• _Set exercise_:
Reproduce every record below exactly as written, leaving out any pictures.

• _The data_:
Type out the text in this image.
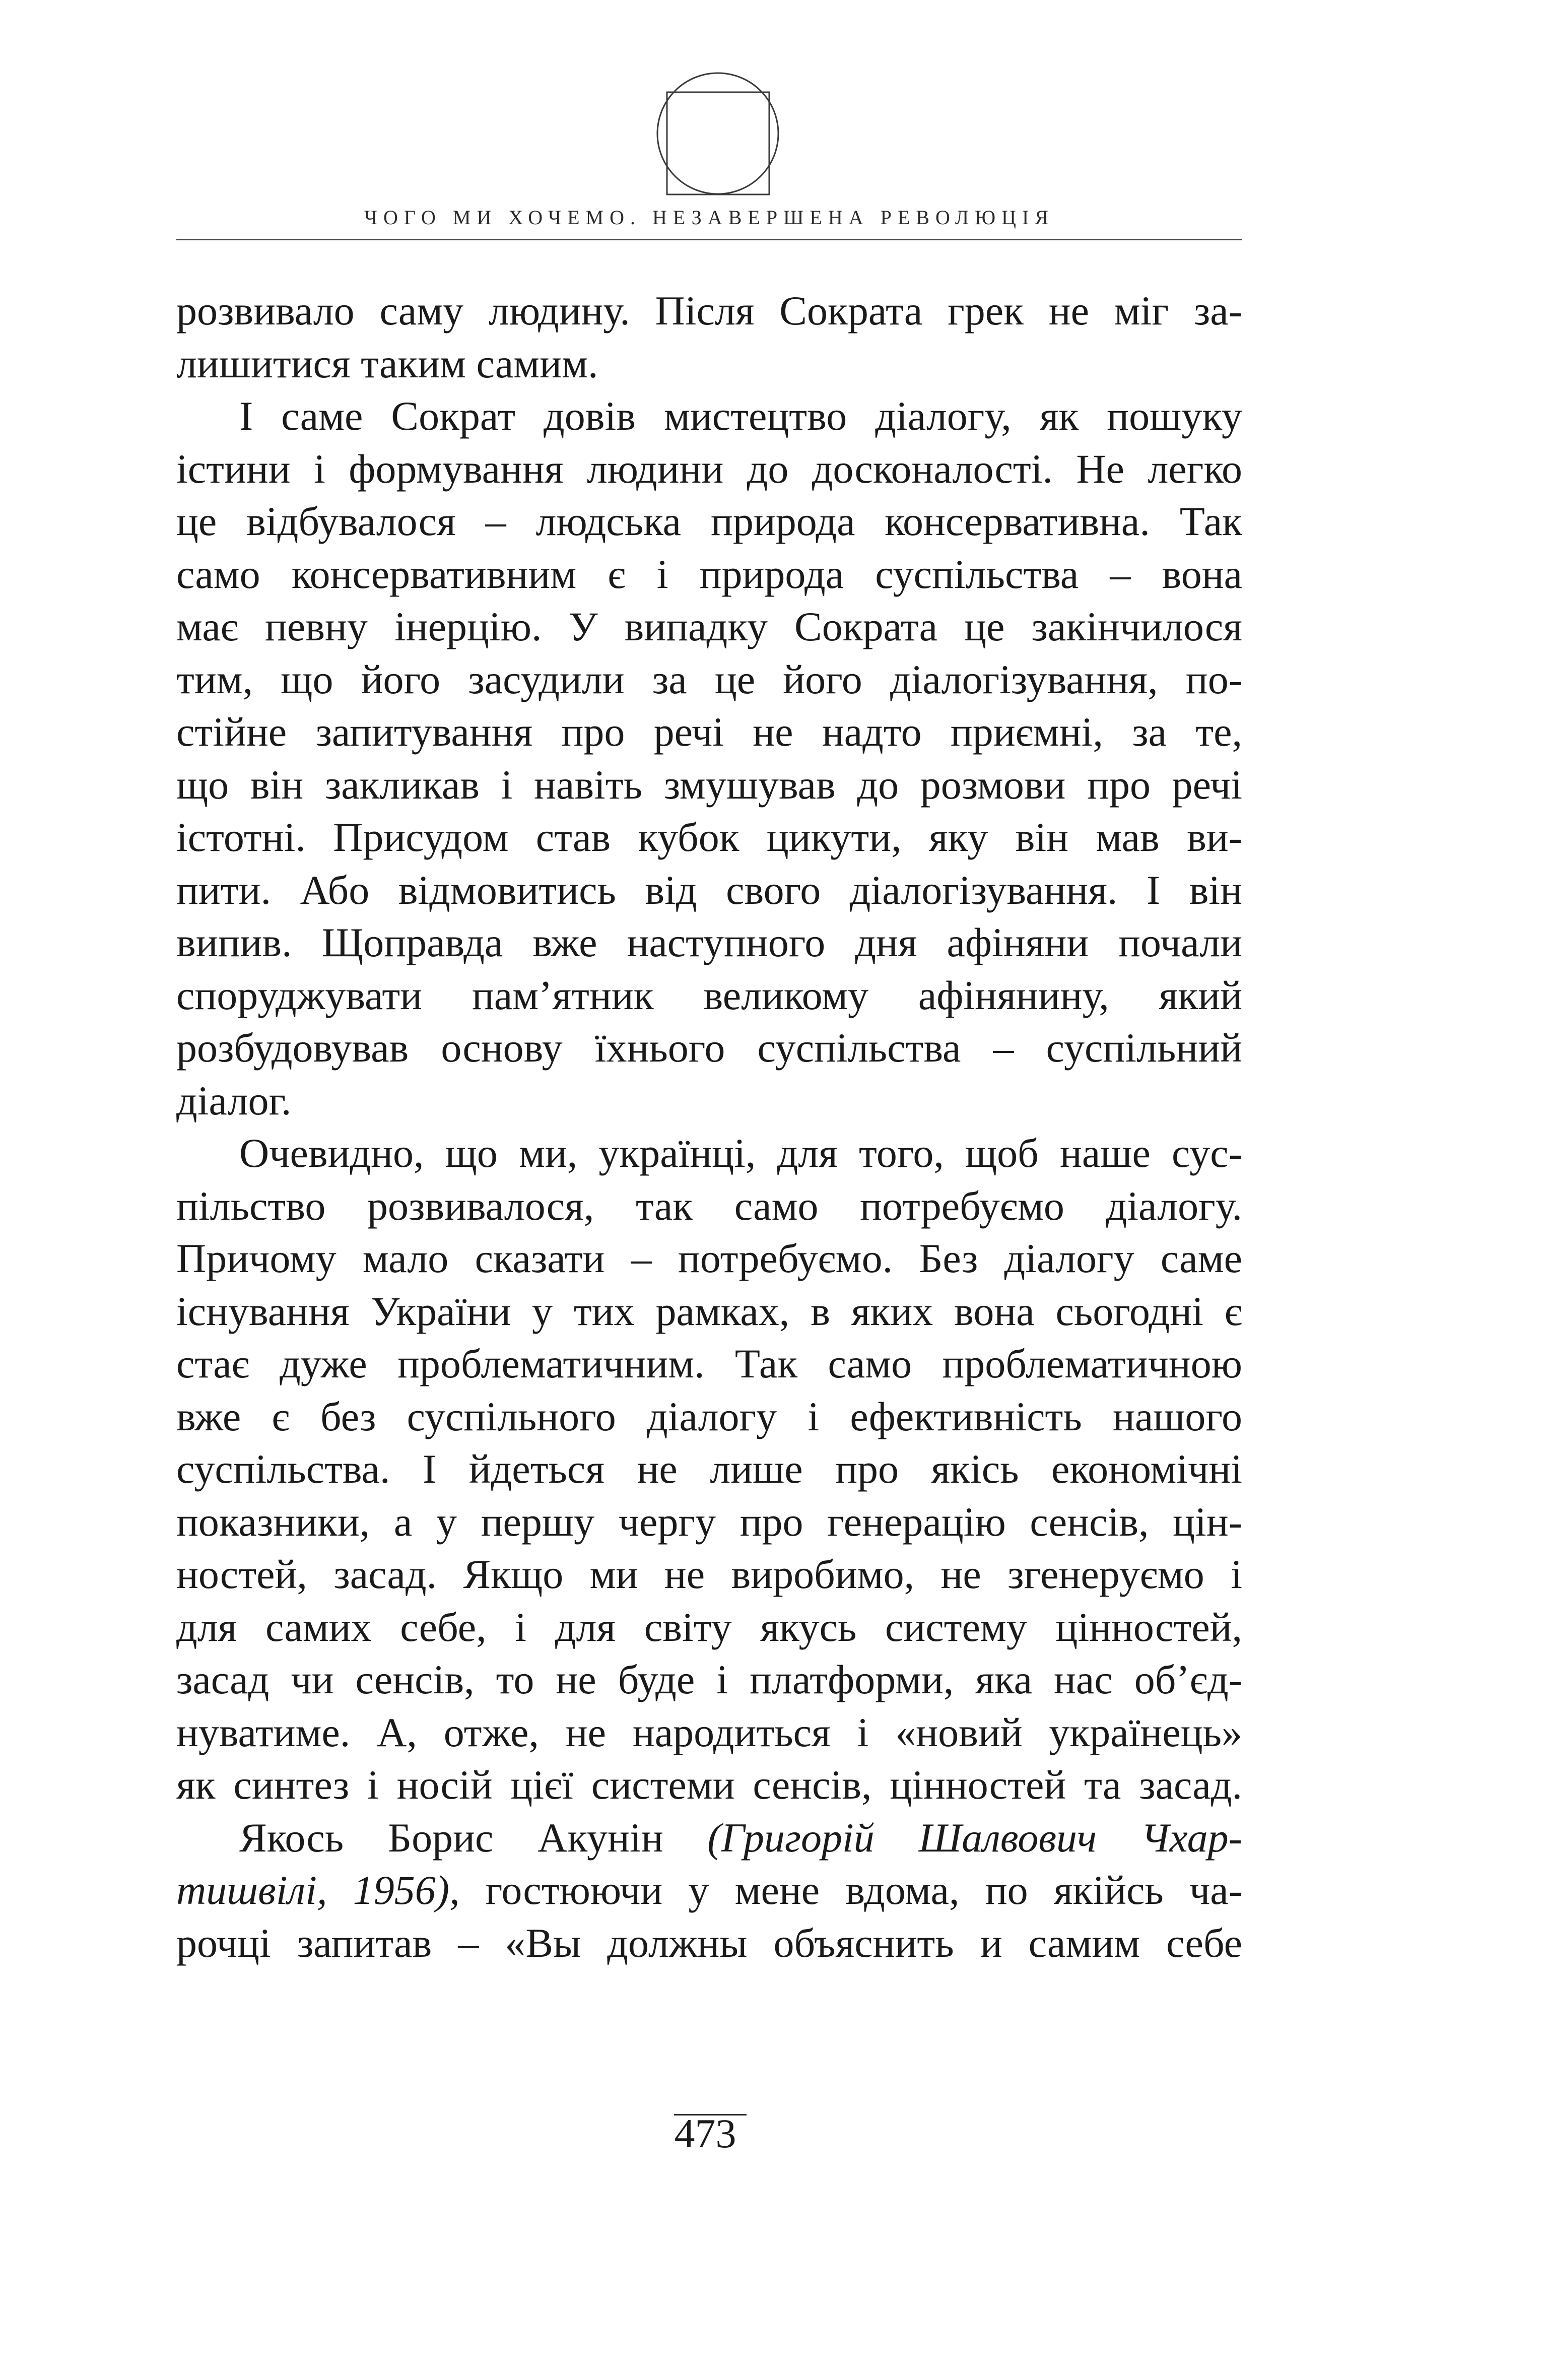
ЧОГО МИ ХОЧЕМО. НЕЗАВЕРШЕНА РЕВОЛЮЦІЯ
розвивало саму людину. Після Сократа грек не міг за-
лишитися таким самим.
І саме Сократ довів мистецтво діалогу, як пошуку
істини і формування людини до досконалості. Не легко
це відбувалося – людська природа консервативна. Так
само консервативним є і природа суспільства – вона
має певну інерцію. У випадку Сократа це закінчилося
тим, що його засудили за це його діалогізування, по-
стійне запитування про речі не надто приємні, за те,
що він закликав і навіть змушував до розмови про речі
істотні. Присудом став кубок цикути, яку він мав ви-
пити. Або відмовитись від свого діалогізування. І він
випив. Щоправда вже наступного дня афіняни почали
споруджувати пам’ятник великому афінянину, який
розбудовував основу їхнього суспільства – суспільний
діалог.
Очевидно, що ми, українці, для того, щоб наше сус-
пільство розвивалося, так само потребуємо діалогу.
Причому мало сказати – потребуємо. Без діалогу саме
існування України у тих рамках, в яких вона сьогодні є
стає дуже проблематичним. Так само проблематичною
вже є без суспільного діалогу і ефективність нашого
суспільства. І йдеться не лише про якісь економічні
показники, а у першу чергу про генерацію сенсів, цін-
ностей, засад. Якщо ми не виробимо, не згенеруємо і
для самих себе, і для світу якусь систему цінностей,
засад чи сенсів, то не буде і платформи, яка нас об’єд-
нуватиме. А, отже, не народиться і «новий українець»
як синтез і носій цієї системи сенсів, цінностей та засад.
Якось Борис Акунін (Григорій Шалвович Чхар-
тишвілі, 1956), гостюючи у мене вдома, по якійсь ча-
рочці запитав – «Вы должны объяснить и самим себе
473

• _Response to this task_:
Type out the text in this image.
ЧОГО МИ ХОЧЕМО. НЕЗАВЕРШЕНА РЕВОЛЮЦІЯ
розвивало саму людину. Після Сократа грек не міг за-
лишитися таким самим.
І саме Сократ довів мистецтво діалогу, як пошуку
істини і формування людини до досконалості. Не легко
це відбувалося – людська природа консервативна. Так
само консервативним є і природа суспільства – вона
має певну інерцію. У випадку Сократа це закінчилося
тим, що його засудили за це його діалогізування, по-
стійне запитування про речі не надто приємні, за те,
що він закликав і навіть змушував до розмови про речі
істотні. Присудом став кубок цикути, яку він мав ви-
пити. Або відмовитись від свого діалогізування. І він
випив. Щоправда вже наступного дня афіняни почали
споруджувати пам’ятник великому афінянину, який
розбудовував основу їхнього суспільства – суспільний
діалог.
Очевидно, що ми, українці, для того, щоб наше сус-
пільство розвивалося, так само потребуємо діалогу.
Причому мало сказати – потребуємо. Без діалогу саме
існування України у тих рамках, в яких вона сьогодні є
стає дуже проблематичним. Так само проблематичною
вже є без суспільного діалогу і ефективність нашого
суспільства. І йдеться не лише про якісь економічні
показники, а у першу чергу про генерацію сенсів, цін-
ностей, засад. Якщо ми не виробимо, не згенеруємо і
для самих себе, і для світу якусь систему цінностей,
засад чи сенсів, то не буде і платформи, яка нас об’єд-
нуватиме. А, отже, не народиться і «новий українець»
як синтез і носій цієї системи сенсів, цінностей та засад.
Якось Борис Акунін (Григорій Шалвович Чхар-
тишвілі, 1956), гостюючи у мене вдома, по якійсь ча-
рочці запитав – «Вы должны объяснить и самим себе
473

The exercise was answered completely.